● **INSTRUCTIONS**
A. In the blog post about ebook formatting, which book by Guido Henkel did the writer buy?
B. Repeat the blog post word for word, from "Or else, I thought" up to and including "soldiering, soldiering on.".

A while back I came across the blog post series “Take Pride in Your eBook Formatting,” by Guido Henkel. It made sense: What comes out of your word processing program can be undependable, and you can’t assume that Kindle or whomever will make your book all pretty and error-free for you. You know how it should look, and if you take the time to learn some basic HTML, you can guarantee it’s published online looking that way.
Not only that, but you’ll have an ebook file you can use on any platform, instead of having to come up with a separate format (and a separate ISBN) for Kindle, Kobo, etc.
So I bookmarked the whole series and went on to buy the extended version of Mr. Henkel’s blog series, his book The Zen of eBook Formatting.
It hasn’t exactly been Zen for me, unless Zen entails hard work and struggle. Instructions for Word don’t necessarily work for WordPerfect, and in several cases I’ve had to research out a work-around. And even as I’ve inquired and probed about the best way to get my HTML conversion done, I’ve had colleagues online, both in the WordPerfect and the writing communities, tell me not to bother: WP’s HTML conversion facility is good enough, Kindle’s conversion is good enough, etc., etc.
But I want my debut novel to look a certain way, and I’m taking responsibility for it.
And I’m making progress.
Or else, I thought I was.
Why the ambiguity?
Because I am an idiot. A week or two ago I figured out how to use find-and-replace within WordPerfect to substitute html entities for the WP code, and I was like a skier on a downhill run. Wheeeee!!! The only place I really got slowed down was with the curly apostrophes and quotation marks. I have a lot of dialogue, but what could I do? I couldn’t find any way to do a find-and-replace that would understand which marks were right hand and which were left. Not in WordPerfect, not in my text editor. So there I was, putting them in, first the left single quotes, then the right, then starting on the doubles in the Prologue, left, right, soldiering, soldiering on.
And then it hit me:
Kid, you’re doing content edits while you’re doing the formatting. And you can’t remember, can you, what those edits were. Meaning the only “final” version of the text you have is this one with code all over it for the ebook.
Ohhhhhhhh, joy.
So I had to plug my entire, massively-coded manuscript into an online reverse converter and get it decoded. Then run a comparison between the reconverted doc and the last WYSIWYG file I had saved on my computer, to bring the edits to the surface.
I got the review done a couple of days ago and saved it as the Master novel doc, in a separate directory. No, I won’t be able to resist making changes in the formatting copy; I’ll be correcting any typos I find, at the least. But I’m resolved that whatever edits I make, I will immediately make them in the master file as well. And so far I have.

● **INFORMATION SHOWN**
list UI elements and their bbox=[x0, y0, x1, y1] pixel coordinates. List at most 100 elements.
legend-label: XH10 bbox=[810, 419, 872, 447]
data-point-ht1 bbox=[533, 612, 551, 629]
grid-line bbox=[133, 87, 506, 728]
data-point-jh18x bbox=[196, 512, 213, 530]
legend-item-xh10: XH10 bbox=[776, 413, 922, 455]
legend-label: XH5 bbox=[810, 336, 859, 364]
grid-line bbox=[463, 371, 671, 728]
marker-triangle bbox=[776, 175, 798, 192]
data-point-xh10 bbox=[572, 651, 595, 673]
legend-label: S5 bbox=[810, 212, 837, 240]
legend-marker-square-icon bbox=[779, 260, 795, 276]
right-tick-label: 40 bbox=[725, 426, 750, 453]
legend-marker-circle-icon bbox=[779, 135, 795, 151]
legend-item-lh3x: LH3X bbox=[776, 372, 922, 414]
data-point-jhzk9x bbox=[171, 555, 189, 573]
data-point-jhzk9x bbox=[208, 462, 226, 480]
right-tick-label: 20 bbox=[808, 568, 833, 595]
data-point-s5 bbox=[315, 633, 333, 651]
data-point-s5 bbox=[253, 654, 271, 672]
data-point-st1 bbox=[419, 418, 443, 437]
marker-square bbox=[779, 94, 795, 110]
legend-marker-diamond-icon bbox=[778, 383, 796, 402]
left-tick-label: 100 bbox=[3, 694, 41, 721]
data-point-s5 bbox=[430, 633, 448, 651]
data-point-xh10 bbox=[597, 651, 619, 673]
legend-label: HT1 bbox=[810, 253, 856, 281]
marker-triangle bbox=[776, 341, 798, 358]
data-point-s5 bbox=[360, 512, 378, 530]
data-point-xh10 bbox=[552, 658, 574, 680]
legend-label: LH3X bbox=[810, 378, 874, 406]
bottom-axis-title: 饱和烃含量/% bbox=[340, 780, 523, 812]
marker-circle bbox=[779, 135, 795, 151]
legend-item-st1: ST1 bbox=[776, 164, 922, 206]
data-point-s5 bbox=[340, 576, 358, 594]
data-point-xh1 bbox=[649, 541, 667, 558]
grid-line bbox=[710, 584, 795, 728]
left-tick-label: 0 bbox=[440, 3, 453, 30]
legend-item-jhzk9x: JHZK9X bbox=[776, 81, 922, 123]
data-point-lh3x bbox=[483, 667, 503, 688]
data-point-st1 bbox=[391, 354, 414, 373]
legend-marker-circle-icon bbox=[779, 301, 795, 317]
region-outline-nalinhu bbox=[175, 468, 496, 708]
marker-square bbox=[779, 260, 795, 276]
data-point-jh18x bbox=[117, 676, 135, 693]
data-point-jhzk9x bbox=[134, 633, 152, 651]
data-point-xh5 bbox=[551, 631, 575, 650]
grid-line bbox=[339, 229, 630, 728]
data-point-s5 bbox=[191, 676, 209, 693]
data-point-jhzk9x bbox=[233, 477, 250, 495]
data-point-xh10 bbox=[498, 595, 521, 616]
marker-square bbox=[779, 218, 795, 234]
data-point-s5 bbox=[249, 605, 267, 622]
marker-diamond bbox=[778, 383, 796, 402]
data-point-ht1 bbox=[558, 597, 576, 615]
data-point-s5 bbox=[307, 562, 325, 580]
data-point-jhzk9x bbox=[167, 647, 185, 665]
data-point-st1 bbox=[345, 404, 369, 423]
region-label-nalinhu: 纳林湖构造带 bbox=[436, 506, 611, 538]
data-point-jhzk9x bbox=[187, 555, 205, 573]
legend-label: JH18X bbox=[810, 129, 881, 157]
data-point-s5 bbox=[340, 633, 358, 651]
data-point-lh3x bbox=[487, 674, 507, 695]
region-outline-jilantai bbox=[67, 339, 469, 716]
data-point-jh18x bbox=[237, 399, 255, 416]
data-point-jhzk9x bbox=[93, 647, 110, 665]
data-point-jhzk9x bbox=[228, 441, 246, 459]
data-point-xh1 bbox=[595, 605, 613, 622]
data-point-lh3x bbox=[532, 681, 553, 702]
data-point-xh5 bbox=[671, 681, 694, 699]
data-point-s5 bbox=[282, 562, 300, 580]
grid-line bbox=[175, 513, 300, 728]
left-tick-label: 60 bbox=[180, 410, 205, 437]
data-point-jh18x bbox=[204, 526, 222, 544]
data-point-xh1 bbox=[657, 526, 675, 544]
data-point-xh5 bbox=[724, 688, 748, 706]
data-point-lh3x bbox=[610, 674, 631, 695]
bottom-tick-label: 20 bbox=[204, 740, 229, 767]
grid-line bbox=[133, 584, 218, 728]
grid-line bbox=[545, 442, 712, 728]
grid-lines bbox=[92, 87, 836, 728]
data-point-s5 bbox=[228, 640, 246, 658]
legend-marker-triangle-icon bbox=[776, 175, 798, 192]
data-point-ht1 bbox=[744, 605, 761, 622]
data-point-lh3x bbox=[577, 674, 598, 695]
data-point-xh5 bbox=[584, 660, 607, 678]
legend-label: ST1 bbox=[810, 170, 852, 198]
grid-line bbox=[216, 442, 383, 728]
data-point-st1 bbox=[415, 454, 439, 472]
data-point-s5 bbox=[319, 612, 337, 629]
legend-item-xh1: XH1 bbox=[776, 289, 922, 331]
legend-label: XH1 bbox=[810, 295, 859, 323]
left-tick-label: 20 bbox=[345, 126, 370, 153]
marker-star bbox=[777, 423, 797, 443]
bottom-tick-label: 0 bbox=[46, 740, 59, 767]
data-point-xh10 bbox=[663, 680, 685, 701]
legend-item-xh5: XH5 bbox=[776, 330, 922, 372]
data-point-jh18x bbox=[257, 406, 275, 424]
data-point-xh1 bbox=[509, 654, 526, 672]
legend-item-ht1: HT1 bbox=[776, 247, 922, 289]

● **SOLUTIONS FOR EACH TASK**
A. The Zen of eBook Formatting

B.
Or else, I thought I was.
Why the ambiguity?
Because I am an idiot. A week or two ago I figured out how to use find-and-replace within WordPerfect to substitute html entities for the WP code, and I was like a skier on a downhill run. Wheeeee!!! The only place I really got slowed down was with the curly apostrophes and quotation marks. I have a lot of dialogue, but what could I do? I couldn’t find any way to do a find-and-replace that would understand which marks were right hand and which were left. Not in WordPerfect, not in my text editor. So there I was, putting them in, first the left single quotes, then the right, then starting on the doubles in the Prologue, left, right, soldiering, soldiering on.